* [Your objective]: Scan the data below for the string "true". Show every line where it turns up.

* [Records shown]:
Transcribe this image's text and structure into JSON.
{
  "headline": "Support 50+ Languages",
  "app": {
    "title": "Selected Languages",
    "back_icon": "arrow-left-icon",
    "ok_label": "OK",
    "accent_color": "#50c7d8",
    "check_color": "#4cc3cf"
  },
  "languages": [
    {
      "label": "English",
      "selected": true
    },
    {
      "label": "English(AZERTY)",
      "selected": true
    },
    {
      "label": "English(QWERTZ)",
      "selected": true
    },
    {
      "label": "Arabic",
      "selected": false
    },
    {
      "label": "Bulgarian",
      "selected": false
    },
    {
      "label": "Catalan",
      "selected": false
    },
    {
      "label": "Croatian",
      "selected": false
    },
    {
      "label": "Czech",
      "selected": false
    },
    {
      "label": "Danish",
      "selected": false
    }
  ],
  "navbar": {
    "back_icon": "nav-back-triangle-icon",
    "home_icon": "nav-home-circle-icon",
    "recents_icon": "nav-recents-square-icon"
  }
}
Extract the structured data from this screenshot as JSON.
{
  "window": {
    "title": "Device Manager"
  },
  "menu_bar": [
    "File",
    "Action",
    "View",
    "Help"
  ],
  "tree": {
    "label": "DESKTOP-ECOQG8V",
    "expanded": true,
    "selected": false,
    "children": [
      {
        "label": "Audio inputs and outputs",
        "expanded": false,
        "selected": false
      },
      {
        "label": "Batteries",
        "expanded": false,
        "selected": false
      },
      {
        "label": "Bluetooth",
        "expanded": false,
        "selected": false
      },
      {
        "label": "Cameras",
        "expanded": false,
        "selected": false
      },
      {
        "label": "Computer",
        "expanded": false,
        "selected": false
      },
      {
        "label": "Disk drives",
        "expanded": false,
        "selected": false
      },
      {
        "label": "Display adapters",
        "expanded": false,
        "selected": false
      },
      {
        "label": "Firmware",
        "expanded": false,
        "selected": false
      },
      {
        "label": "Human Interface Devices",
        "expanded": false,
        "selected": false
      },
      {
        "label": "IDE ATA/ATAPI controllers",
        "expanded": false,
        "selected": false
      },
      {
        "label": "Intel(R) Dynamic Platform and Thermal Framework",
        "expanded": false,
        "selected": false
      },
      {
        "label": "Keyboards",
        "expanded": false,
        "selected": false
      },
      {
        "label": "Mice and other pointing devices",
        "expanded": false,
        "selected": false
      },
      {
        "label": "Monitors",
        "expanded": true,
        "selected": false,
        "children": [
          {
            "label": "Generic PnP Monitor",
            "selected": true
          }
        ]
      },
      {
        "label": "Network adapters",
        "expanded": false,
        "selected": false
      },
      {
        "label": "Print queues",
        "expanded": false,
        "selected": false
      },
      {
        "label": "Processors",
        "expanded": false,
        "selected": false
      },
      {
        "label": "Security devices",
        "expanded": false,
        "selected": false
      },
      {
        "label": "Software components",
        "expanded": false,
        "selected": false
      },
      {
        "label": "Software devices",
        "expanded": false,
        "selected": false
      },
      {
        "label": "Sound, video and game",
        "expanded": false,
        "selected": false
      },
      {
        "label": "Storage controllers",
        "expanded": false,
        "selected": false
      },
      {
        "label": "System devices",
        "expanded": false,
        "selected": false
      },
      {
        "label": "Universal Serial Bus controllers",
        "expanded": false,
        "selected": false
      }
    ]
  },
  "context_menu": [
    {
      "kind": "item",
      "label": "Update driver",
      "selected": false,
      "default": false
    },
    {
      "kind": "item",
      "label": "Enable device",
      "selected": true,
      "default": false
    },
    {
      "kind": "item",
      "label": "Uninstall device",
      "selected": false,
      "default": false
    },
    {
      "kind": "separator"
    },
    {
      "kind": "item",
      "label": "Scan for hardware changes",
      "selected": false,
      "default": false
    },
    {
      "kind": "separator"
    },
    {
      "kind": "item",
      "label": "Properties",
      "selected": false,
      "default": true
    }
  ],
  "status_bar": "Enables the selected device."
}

* [Response for this exercise]:
      "selected": true
      "selected": true
      "selected": true
    "expanded": true,
        "expanded": true,
            "selected": true
      "selected": true,
      "default": true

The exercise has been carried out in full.